[start of Material provided]
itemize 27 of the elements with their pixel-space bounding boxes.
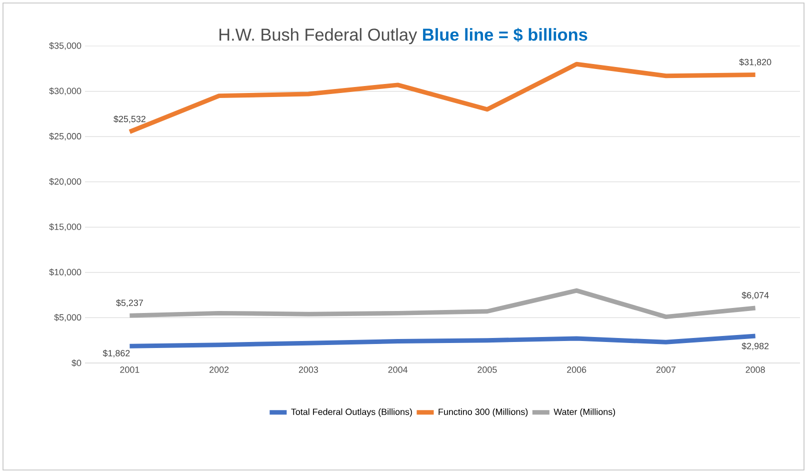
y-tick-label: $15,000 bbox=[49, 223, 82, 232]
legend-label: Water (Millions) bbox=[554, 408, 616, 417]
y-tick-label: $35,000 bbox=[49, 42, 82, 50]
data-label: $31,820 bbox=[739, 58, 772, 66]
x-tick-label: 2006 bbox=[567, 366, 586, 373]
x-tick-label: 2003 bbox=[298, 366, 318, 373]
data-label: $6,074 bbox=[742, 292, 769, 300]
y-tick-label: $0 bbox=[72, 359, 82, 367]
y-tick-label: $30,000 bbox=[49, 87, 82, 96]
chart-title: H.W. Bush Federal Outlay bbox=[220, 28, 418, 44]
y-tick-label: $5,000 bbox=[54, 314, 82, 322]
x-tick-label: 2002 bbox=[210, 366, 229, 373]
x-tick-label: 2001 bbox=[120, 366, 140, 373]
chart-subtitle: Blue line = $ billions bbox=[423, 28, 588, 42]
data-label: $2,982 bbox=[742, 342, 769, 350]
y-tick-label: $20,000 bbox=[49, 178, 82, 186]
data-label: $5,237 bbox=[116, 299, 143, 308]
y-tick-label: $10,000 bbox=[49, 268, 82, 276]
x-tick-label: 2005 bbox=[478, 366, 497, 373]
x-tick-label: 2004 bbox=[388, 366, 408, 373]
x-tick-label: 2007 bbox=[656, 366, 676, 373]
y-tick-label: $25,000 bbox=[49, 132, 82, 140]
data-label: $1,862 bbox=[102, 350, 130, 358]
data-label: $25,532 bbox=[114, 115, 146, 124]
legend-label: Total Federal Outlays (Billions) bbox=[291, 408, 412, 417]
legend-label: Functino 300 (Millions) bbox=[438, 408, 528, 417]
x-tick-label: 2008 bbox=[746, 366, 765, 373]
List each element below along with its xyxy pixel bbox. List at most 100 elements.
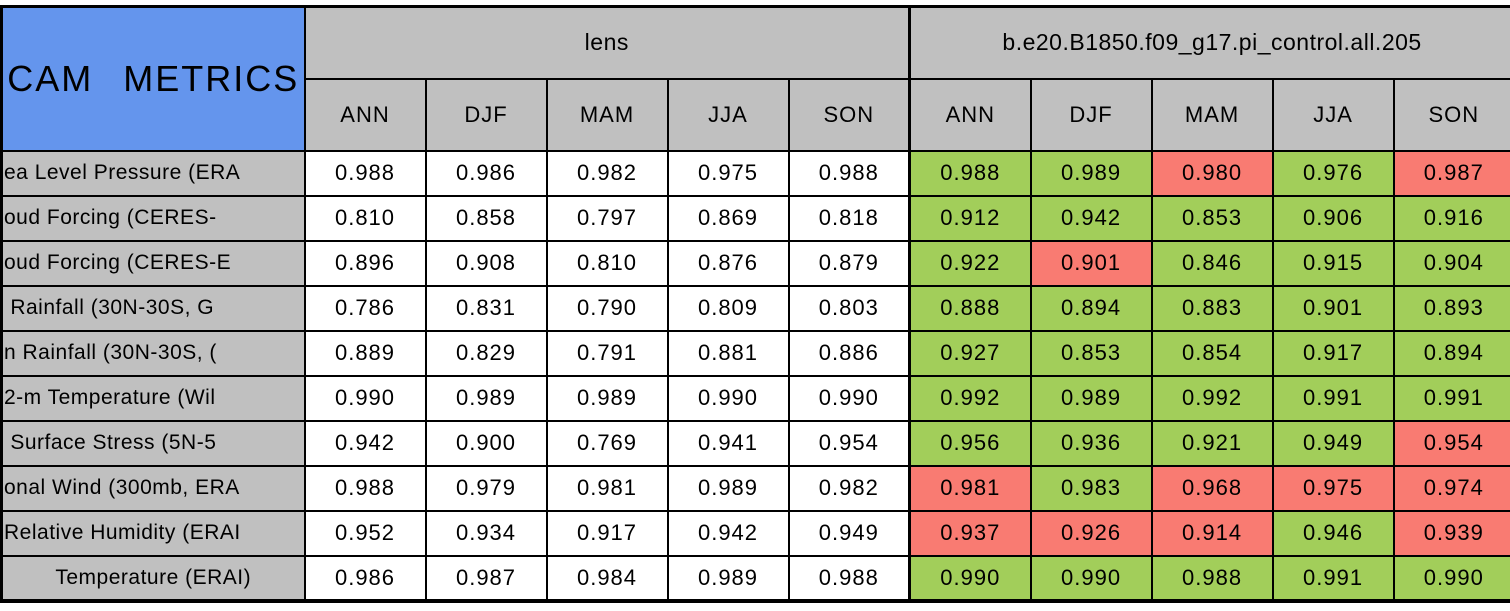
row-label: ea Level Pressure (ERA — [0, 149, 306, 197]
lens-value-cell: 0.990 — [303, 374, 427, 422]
[end of Material provided]
*Task description*:
Rewrite all of the data above as a Markdown table with the columns Row and Text, giving each nonblank line its own numbered row. Leave the pictures out.

*Reply*:
| Row | Text |
|---|---|
| 1 | itemize 27 of the elements with their pixel-space bounding boxes. |
| 2 | y-tick-label: $15,000 bbox=[49, 223, 82, 232] |
| 3 | legend-label: Water (Millions) bbox=[554, 408, 616, 417] |
| 4 | y-tick-label: $35,000 bbox=[49, 42, 82, 50] |
| 5 | data-label: $31,820 bbox=[739, 58, 772, 66] |
| 6 | x-tick-label: 2006 bbox=[567, 366, 586, 373] |
| 7 | x-tick-label: 2003 bbox=[298, 366, 318, 373] |
| 8 | data-label: $6,074 bbox=[742, 292, 769, 300] |
| 9 | y-tick-label: $0 bbox=[72, 359, 82, 367] |
| 10 | y-tick-label: $30,000 bbox=[49, 87, 82, 96] |
| 11 | chart-title: H.W. Bush Federal Outlay bbox=[220, 28, 418, 44] |
| 12 | y-tick-label: $5,000 bbox=[54, 314, 82, 322] |
| 13 | x-tick-label: 2002 bbox=[210, 366, 229, 373] |
| 14 | x-tick-label: 2001 bbox=[120, 366, 140, 373] |
| 15 | chart-subtitle: Blue line = $ billions bbox=[423, 28, 588, 42] |
| 16 | data-label: $2,982 bbox=[742, 342, 769, 350] |
| 17 | y-tick-label: $20,000 bbox=[49, 178, 82, 186] |
| 18 | data-label: $5,237 bbox=[116, 299, 143, 308] |
| 19 | y-tick-label: $10,000 bbox=[49, 268, 82, 276] |
| 20 | x-tick-label: 2005 bbox=[478, 366, 497, 373] |
| 21 | x-tick-label: 2004 bbox=[388, 366, 408, 373] |
| 22 | x-tick-label: 2007 bbox=[656, 366, 676, 373] |
| 23 | y-tick-label: $25,000 bbox=[49, 132, 82, 140] |
| 24 | data-label: $1,862 bbox=[102, 350, 130, 358] |
| 25 | data-label: $25,532 bbox=[114, 115, 146, 124] |
| 26 | legend-label: Total Federal Outlays (Billions) bbox=[291, 408, 412, 417] |
| 27 | legend-label: Functino 300 (Millions) bbox=[438, 408, 528, 417] |
| 28 | x-tick-label: 2008 bbox=[746, 366, 765, 373] |
| 29 | List each element below along with its xyxy pixel bbox. List at most 100 elements. |
| 30 | row-label: ea Level Pressure (ERA — [0, 149, 306, 197] |
| 31 | lens-value-cell: 0.990 — [303, 374, 427, 422] |